§ EXERCISE OBJECTIVE:
Output the entries verbatim, including every line.

§ DATA FOR THE TASK:
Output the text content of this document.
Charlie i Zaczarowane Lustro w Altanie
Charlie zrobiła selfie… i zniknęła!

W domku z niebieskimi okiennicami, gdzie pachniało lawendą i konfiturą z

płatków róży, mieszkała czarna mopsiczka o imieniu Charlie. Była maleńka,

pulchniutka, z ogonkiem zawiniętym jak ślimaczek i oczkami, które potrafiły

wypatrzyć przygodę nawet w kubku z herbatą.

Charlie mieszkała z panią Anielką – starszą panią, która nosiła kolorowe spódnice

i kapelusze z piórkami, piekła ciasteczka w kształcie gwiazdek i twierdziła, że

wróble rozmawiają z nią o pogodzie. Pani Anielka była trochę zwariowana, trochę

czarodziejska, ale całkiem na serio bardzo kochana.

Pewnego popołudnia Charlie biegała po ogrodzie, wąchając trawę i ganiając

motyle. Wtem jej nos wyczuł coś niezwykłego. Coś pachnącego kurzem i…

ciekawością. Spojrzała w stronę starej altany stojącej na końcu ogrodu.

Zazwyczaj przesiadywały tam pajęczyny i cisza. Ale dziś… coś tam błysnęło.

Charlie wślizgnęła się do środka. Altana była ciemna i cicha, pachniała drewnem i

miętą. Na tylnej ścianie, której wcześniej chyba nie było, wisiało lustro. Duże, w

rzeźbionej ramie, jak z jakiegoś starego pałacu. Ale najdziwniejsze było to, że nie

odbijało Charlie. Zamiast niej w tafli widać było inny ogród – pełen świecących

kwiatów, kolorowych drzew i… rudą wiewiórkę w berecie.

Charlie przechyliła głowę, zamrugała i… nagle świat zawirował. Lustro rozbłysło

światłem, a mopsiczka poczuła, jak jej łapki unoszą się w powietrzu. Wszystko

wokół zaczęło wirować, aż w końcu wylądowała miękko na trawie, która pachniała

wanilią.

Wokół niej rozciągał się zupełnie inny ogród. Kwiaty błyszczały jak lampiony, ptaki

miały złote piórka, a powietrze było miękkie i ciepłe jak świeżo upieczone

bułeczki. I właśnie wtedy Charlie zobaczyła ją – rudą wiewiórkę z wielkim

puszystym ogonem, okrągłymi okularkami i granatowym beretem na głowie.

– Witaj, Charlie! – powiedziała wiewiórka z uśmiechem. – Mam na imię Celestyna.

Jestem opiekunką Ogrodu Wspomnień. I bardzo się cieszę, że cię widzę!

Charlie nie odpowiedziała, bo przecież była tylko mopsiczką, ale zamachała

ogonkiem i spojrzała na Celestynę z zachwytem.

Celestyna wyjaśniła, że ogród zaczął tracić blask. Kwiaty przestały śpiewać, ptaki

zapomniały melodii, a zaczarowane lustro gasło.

§ COMPLETE RESPONSE:
Output the text content of this document.
Charlie i Zaczarowane Lustro w Altanie
Charlie zrobiła selfie… i zniknęła!

W domku z niebieskimi okiennicami, gdzie pachniało lawendą i konfiturą z

płatków róży, mieszkała czarna mopsiczka o imieniu Charlie. Była maleńka,

pulchniutka, z ogonkiem zawiniętym jak ślimaczek i oczkami, które potrafiły

wypatrzyć przygodę nawet w kubku z herbatą.

Charlie mieszkała z panią Anielką – starszą panią, która nosiła kolorowe spódnice

i kapelusze z piórkami, piekła ciasteczka w kształcie gwiazdek i twierdziła, że

wróble rozmawiają z nią o pogodzie. Pani Anielka była trochę zwariowana, trochę

czarodziejska, ale całkiem na serio bardzo kochana.

Pewnego popołudnia Charlie biegała po ogrodzie, wąchając trawę i ganiając

motyle. Wtem jej nos wyczuł coś niezwykłego. Coś pachnącego kurzem i…

ciekawością. Spojrzała w stronę starej altany stojącej na końcu ogrodu.

Zazwyczaj przesiadywały tam pajęczyny i cisza. Ale dziś… coś tam błysnęło.

Charlie wślizgnęła się do środka. Altana była ciemna i cicha, pachniała drewnem i

miętą. Na tylnej ścianie, której wcześniej chyba nie było, wisiało lustro. Duże, w

rzeźbionej ramie, jak z jakiegoś starego pałacu. Ale najdziwniejsze było to, że nie

odbijało Charlie. Zamiast niej w tafli widać było inny ogród – pełen świecących

kwiatów, kolorowych drzew i… rudą wiewiórkę w berecie.

Charlie przechyliła głowę, zamrugała i… nagle świat zawirował. Lustro rozbłysło

światłem, a mopsiczka poczuła, jak jej łapki unoszą się w powietrzu. Wszystko

wokół zaczęło wirować, aż w końcu wylądowała miękko na trawie, która pachniała

wanilią.

Wokół niej rozciągał się zupełnie inny ogród. Kwiaty błyszczały jak lampiony, ptaki

miały złote piórka, a powietrze było miękkie i ciepłe jak świeżo upieczone

bułeczki. I właśnie wtedy Charlie zobaczyła ją – rudą wiewiórkę z wielkim

puszystym ogonem, okrągłymi okularkami i granatowym beretem na głowie.

– Witaj, Charlie! – powiedziała wiewiórka z uśmiechem. – Mam na imię Celestyna.

Jestem opiekunką Ogrodu Wspomnień. I bardzo się cieszę, że cię widzę!

Charlie nie odpowiedziała, bo przecież była tylko mopsiczką, ale zamachała

ogonkiem i spojrzała na Celestynę z zachwytem.

Celestyna wyjaśniła, że ogród zaczął tracić blask. Kwiaty przestały śpiewać, ptaki

zapomniały melodii, a zaczarowane lustro gasło.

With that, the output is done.